### Data lines

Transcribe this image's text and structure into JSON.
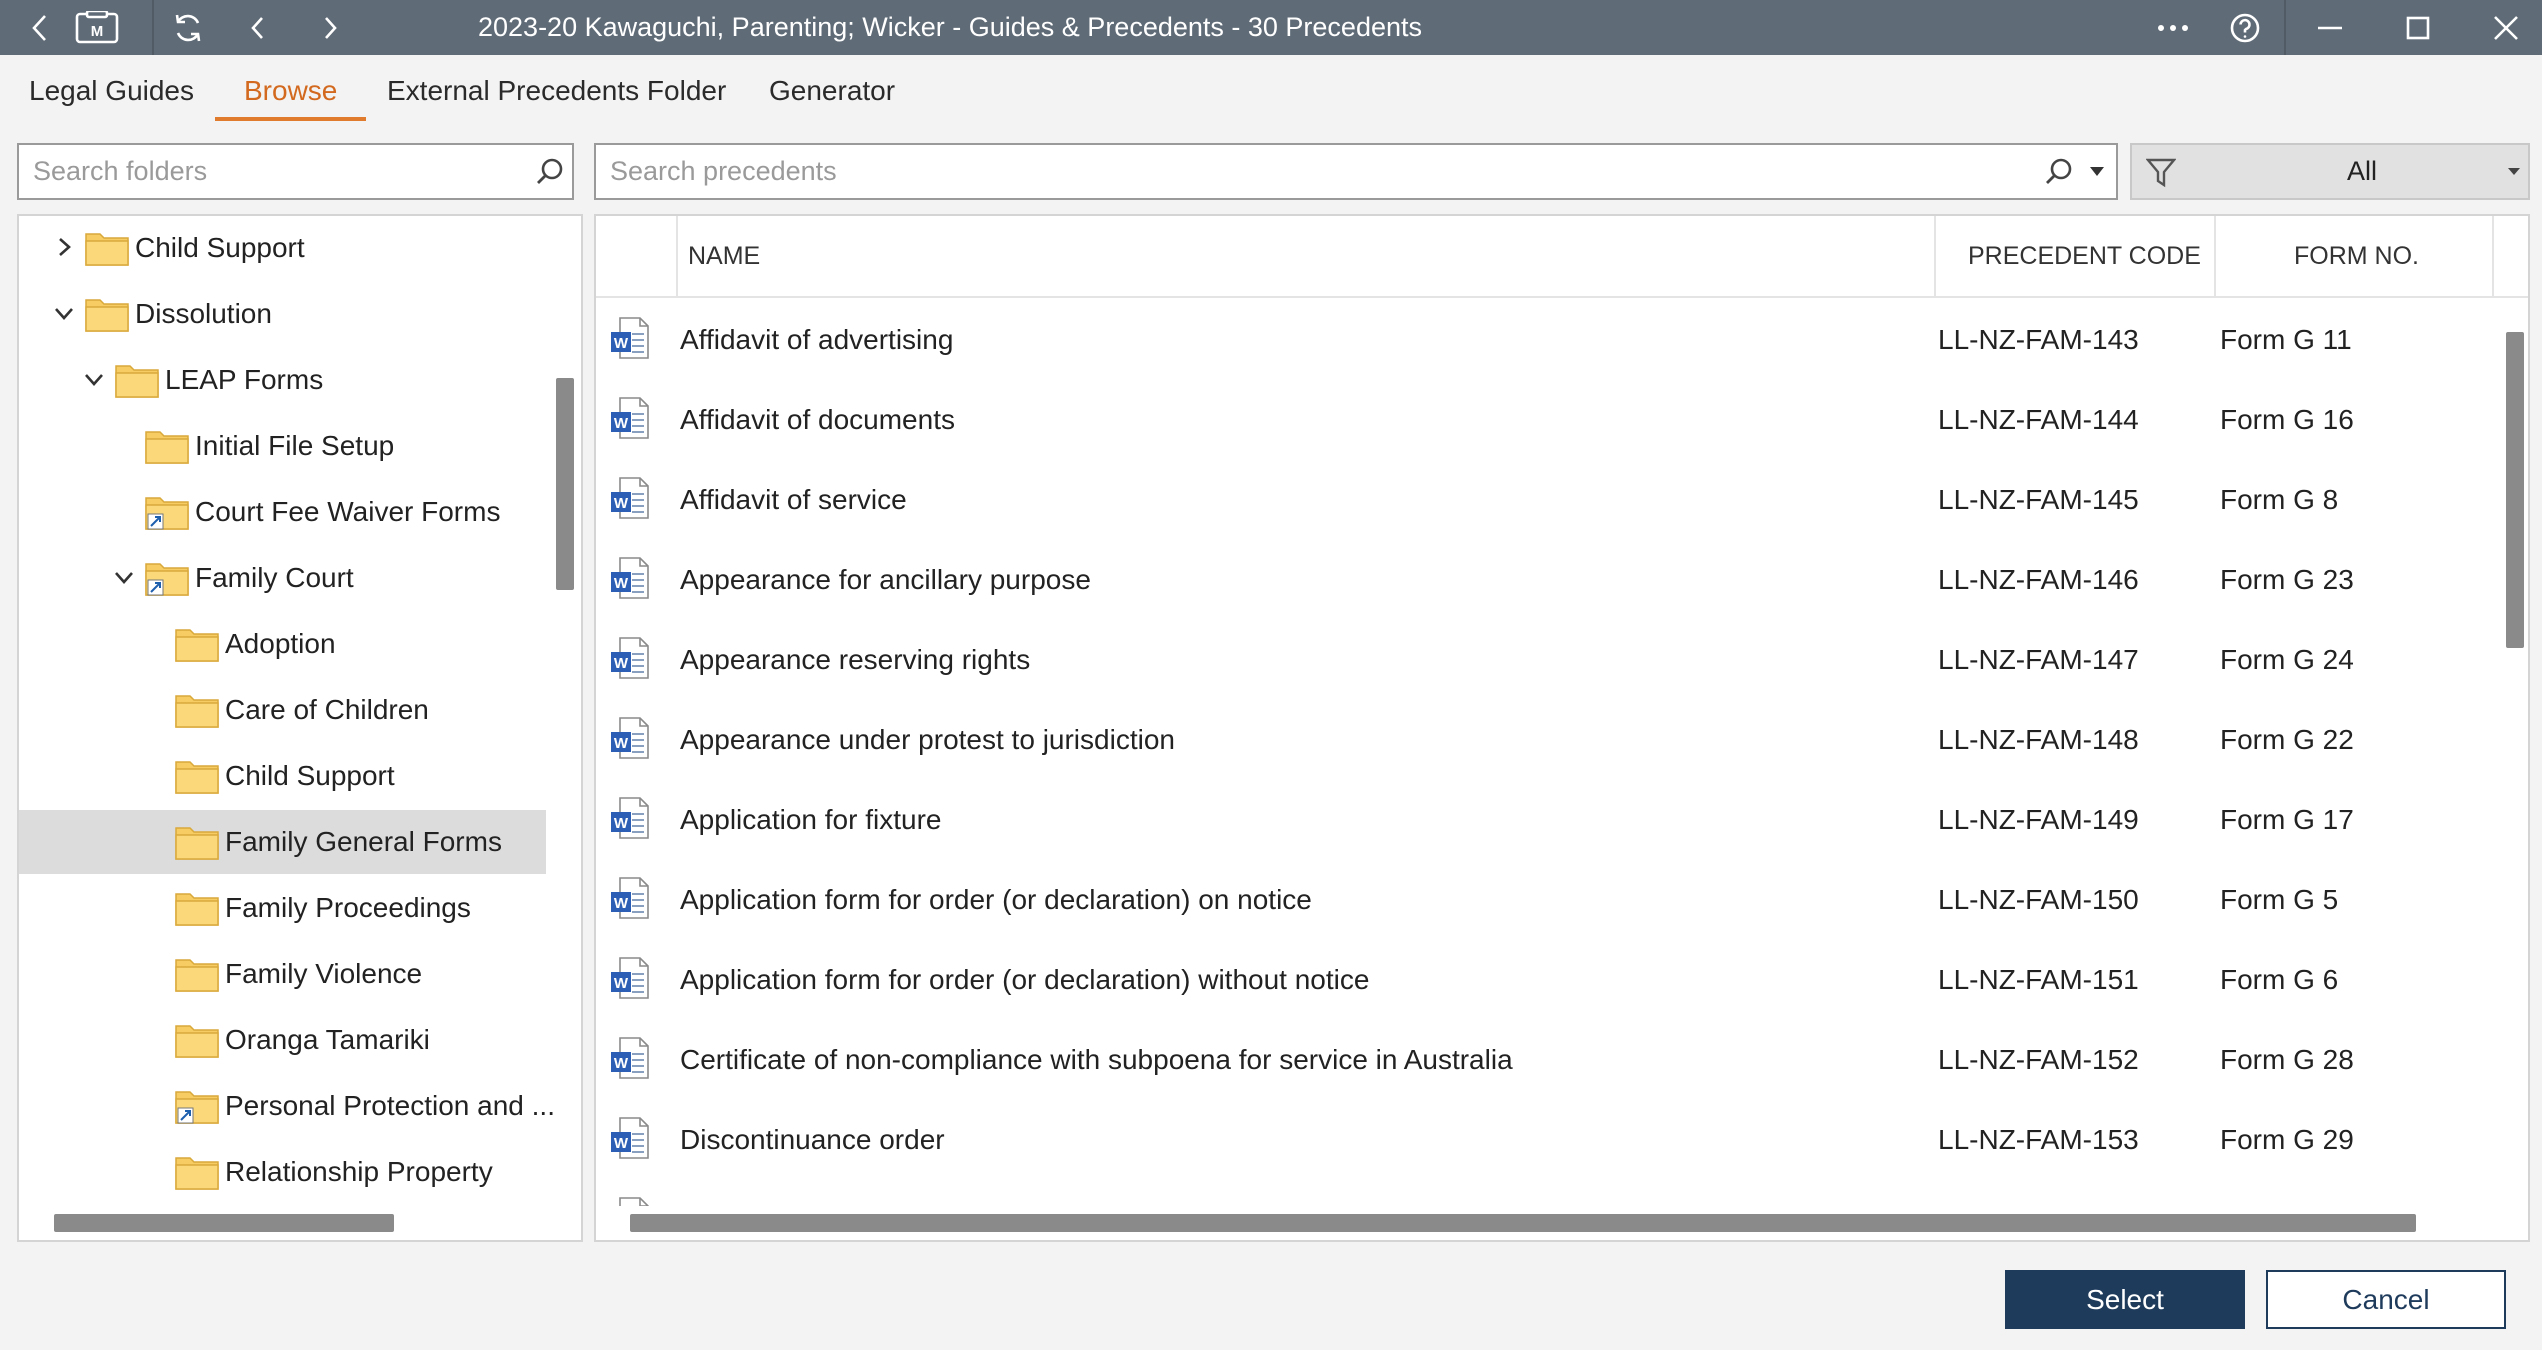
{
  "window": {
    "title": "2023-20 Kawaguchi, Parenting; Wicker - Guides & Precedents - 30 Precedents"
  },
  "tabs": [
    {
      "label": "Legal Guides"
    },
    {
      "label": "Browse"
    },
    {
      "label": "External Precedents Folder"
    },
    {
      "label": "Generator"
    }
  ],
  "folder_search": {
    "placeholder": "Search folders"
  },
  "precedent_search": {
    "placeholder": "Search precedents"
  },
  "filter": {
    "value": "All"
  },
  "tree": [
    {
      "label": "Child Support"
    },
    {
      "label": "Dissolution"
    },
    {
      "label": "LEAP Forms"
    },
    {
      "label": "Initial File Setup"
    },
    {
      "label": "Court Fee Waiver Forms"
    },
    {
      "label": "Family Court"
    },
    {
      "label": "Adoption"
    },
    {
      "label": "Care of Children"
    },
    {
      "label": "Child Support"
    },
    {
      "label": "Family General Forms"
    },
    {
      "label": "Family Proceedings"
    },
    {
      "label": "Family Violence"
    },
    {
      "label": "Oranga Tamariki"
    },
    {
      "label": "Personal Protection and ..."
    },
    {
      "label": "Relationship Property"
    }
  ],
  "columns": {
    "name": "NAME",
    "code": "PRECEDENT CODE",
    "form": "FORM NO."
  },
  "precedents": [
    {
      "name": "Affidavit of advertising",
      "code": "LL-NZ-FAM-143",
      "form": "Form G 11"
    },
    {
      "name": "Affidavit of documents",
      "code": "LL-NZ-FAM-144",
      "form": "Form G 16"
    },
    {
      "name": "Affidavit of service",
      "code": "LL-NZ-FAM-145",
      "form": "Form G 8"
    },
    {
      "name": "Appearance for ancillary purpose",
      "code": "LL-NZ-FAM-146",
      "form": "Form G 23"
    },
    {
      "name": "Appearance reserving rights",
      "code": "LL-NZ-FAM-147",
      "form": "Form G 24"
    },
    {
      "name": "Appearance under protest to jurisdiction",
      "code": "LL-NZ-FAM-148",
      "form": "Form G 22"
    },
    {
      "name": "Application for fixture",
      "code": "LL-NZ-FAM-149",
      "form": "Form G 17"
    },
    {
      "name": "Application form for order (or declaration) on notice",
      "code": "LL-NZ-FAM-150",
      "form": "Form G 5"
    },
    {
      "name": "Application form for order (or declaration) without notice",
      "code": "LL-NZ-FAM-151",
      "form": "Form G 6"
    },
    {
      "name": "Certificate of non-compliance with subpoena for service in Australia",
      "code": "LL-NZ-FAM-152",
      "form": "Form G 28"
    },
    {
      "name": "Discontinuance order",
      "code": "LL-NZ-FAM-153",
      "form": "Form G 29"
    }
  ],
  "buttons": {
    "select": "Select",
    "cancel": "Cancel"
  }
}
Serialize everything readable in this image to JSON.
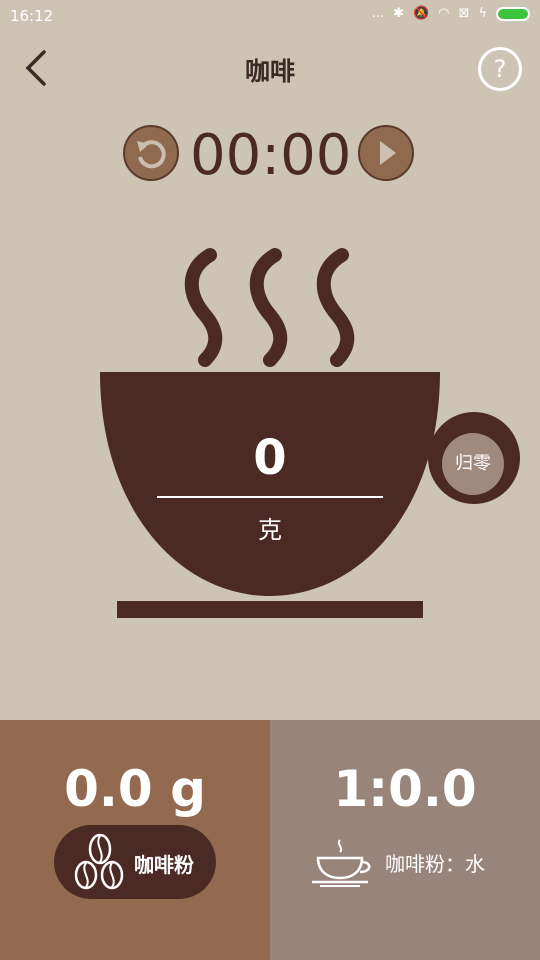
{
  "status": {
    "time": "16:12",
    "dots": "...",
    "signal": "⊠"
  },
  "header": {
    "title": "咖啡",
    "help": "?"
  },
  "timer": {
    "value": "00:00"
  },
  "scale": {
    "weight": "0",
    "unit": "克",
    "zero_label": "归零"
  },
  "colors": {
    "background": "#cdc4b4",
    "cup": "#4a2a22",
    "left_panel": "#936a4f",
    "right_panel": "#998479"
  },
  "coffee": {
    "amount": "0.0 g",
    "label": "咖啡粉"
  },
  "ratio": {
    "value": "1:0.0",
    "label": "咖啡粉：水"
  }
}
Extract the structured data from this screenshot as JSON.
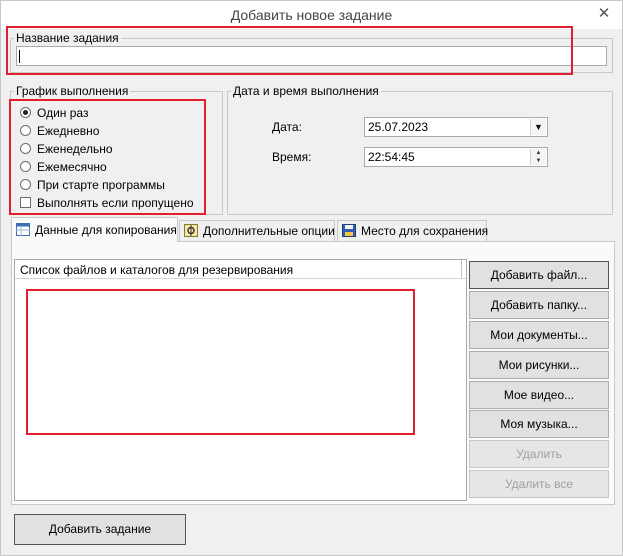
{
  "window": {
    "title": "Добавить новое задание",
    "close_glyph": "✕"
  },
  "task_name": {
    "label": "Название задания",
    "value": ""
  },
  "schedule": {
    "label": "График выполнения",
    "options": [
      "Один раз",
      "Ежедневно",
      "Еженедельно",
      "Ежемесячно",
      "При старте программы"
    ],
    "selected": "Один раз",
    "run_if_missed": {
      "label": "Выполнять если пропущено",
      "checked": false
    }
  },
  "datetime": {
    "label": "Дата и время выполнения",
    "date_label": "Дата:",
    "date_value": "25.07.2023",
    "time_label": "Время:",
    "time_value": "22:54:45"
  },
  "tabs": [
    {
      "label": "Данные для копирования",
      "active": true,
      "icon": "table-icon"
    },
    {
      "label": "Дополнительные опции",
      "active": false,
      "icon": "options-icon"
    },
    {
      "label": "Место для сохранения",
      "active": false,
      "icon": "floppy-disk-icon"
    }
  ],
  "file_list": {
    "header": "Список файлов и каталогов для резервирования",
    "items": []
  },
  "side_buttons": [
    {
      "label": "Добавить файл...",
      "enabled": true
    },
    {
      "label": "Добавить папку...",
      "enabled": true
    },
    {
      "label": "Мои документы...",
      "enabled": true
    },
    {
      "label": "Мои рисунки...",
      "enabled": true
    },
    {
      "label": "Мое видео...",
      "enabled": true
    },
    {
      "label": "Моя музыка...",
      "enabled": true
    },
    {
      "label": "Удалить",
      "enabled": false
    },
    {
      "label": "Удалить все",
      "enabled": false
    }
  ],
  "add_task_button": "Добавить задание",
  "colors": {
    "annotation": "#e0202f",
    "window_bg": "#f0f0f0"
  }
}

### Exercise
Repeat each entry exactly. Pictures do not belong in the copy.

### Final answer
Transcribe this image's text and structure into JSON.
{
  "window": {
    "title": "2023-20 Kawaguchi, Parenting; Wicker - Guides & Precedents - 30 Precedents"
  },
  "tabs": [
    {
      "label": "Legal Guides"
    },
    {
      "label": "Browse"
    },
    {
      "label": "External Precedents Folder"
    },
    {
      "label": "Generator"
    }
  ],
  "folder_search": {
    "placeholder": "Search folders"
  },
  "precedent_search": {
    "placeholder": "Search precedents"
  },
  "filter": {
    "value": "All"
  },
  "tree": [
    {
      "label": "Child Support"
    },
    {
      "label": "Dissolution"
    },
    {
      "label": "LEAP Forms"
    },
    {
      "label": "Initial File Setup"
    },
    {
      "label": "Court Fee Waiver Forms"
    },
    {
      "label": "Family Court"
    },
    {
      "label": "Adoption"
    },
    {
      "label": "Care of Children"
    },
    {
      "label": "Child Support"
    },
    {
      "label": "Family General Forms"
    },
    {
      "label": "Family Proceedings"
    },
    {
      "label": "Family Violence"
    },
    {
      "label": "Oranga Tamariki"
    },
    {
      "label": "Personal Protection and ..."
    },
    {
      "label": "Relationship Property"
    }
  ],
  "columns": {
    "name": "NAME",
    "code": "PRECEDENT CODE",
    "form": "FORM NO."
  },
  "precedents": [
    {
      "name": "Affidavit of advertising",
      "code": "LL-NZ-FAM-143",
      "form": "Form G 11"
    },
    {
      "name": "Affidavit of documents",
      "code": "LL-NZ-FAM-144",
      "form": "Form G 16"
    },
    {
      "name": "Affidavit of service",
      "code": "LL-NZ-FAM-145",
      "form": "Form G 8"
    },
    {
      "name": "Appearance for ancillary purpose",
      "code": "LL-NZ-FAM-146",
      "form": "Form G 23"
    },
    {
      "name": "Appearance reserving rights",
      "code": "LL-NZ-FAM-147",
      "form": "Form G 24"
    },
    {
      "name": "Appearance under protest to jurisdiction",
      "code": "LL-NZ-FAM-148",
      "form": "Form G 22"
    },
    {
      "name": "Application for fixture",
      "code": "LL-NZ-FAM-149",
      "form": "Form G 17"
    },
    {
      "name": "Application form for order (or declaration) on notice",
      "code": "LL-NZ-FAM-150",
      "form": "Form G 5"
    },
    {
      "name": "Application form for order (or declaration) without notice",
      "code": "LL-NZ-FAM-151",
      "form": "Form G 6"
    },
    {
      "name": "Certificate of non-compliance with subpoena for service in Australia",
      "code": "LL-NZ-FAM-152",
      "form": "Form G 28"
    },
    {
      "name": "Discontinuance order",
      "code": "LL-NZ-FAM-153",
      "form": "Form G 29"
    }
  ],
  "buttons": {
    "select": "Select",
    "cancel": "Cancel"
  }
}
Serialize everything readable in this image to JSON.
{
  "status": {
    "time": "16:12",
    "dots": "...",
    "signal": "⊠"
  },
  "header": {
    "title": "咖啡",
    "help": "?"
  },
  "timer": {
    "value": "00:00"
  },
  "scale": {
    "weight": "0",
    "unit": "克",
    "zero_label": "归零"
  },
  "colors": {
    "background": "#cdc4b4",
    "cup": "#4a2a22",
    "left_panel": "#936a4f",
    "right_panel": "#998479"
  },
  "coffee": {
    "amount": "0.0 g",
    "label": "咖啡粉"
  },
  "ratio": {
    "value": "1:0.0",
    "label": "咖啡粉：水"
  }
}
Extract the structured data from this screenshot as JSON.
{
  "window": {
    "title": "Добавить новое задание",
    "close_glyph": "✕"
  },
  "task_name": {
    "label": "Название задания",
    "value": ""
  },
  "schedule": {
    "label": "График выполнения",
    "options": [
      "Один раз",
      "Ежедневно",
      "Еженедельно",
      "Ежемесячно",
      "При старте программы"
    ],
    "selected": "Один раз",
    "run_if_missed": {
      "label": "Выполнять если пропущено",
      "checked": false
    }
  },
  "datetime": {
    "label": "Дата и время выполнения",
    "date_label": "Дата:",
    "date_value": "25.07.2023",
    "time_label": "Время:",
    "time_value": "22:54:45"
  },
  "tabs": [
    {
      "label": "Данные для копирования",
      "active": true,
      "icon": "table-icon"
    },
    {
      "label": "Дополнительные опции",
      "active": false,
      "icon": "options-icon"
    },
    {
      "label": "Место для сохранения",
      "active": false,
      "icon": "floppy-disk-icon"
    }
  ],
  "file_list": {
    "header": "Список файлов и каталогов для резервирования",
    "items": []
  },
  "side_buttons": [
    {
      "label": "Добавить файл...",
      "enabled": true
    },
    {
      "label": "Добавить папку...",
      "enabled": true
    },
    {
      "label": "Мои документы...",
      "enabled": true
    },
    {
      "label": "Мои рисунки...",
      "enabled": true
    },
    {
      "label": "Мое видео...",
      "enabled": true
    },
    {
      "label": "Моя музыка...",
      "enabled": true
    },
    {
      "label": "Удалить",
      "enabled": false
    },
    {
      "label": "Удалить все",
      "enabled": false
    }
  ],
  "add_task_button": "Добавить задание",
  "colors": {
    "annotation": "#e0202f",
    "window_bg": "#f0f0f0"
  }
}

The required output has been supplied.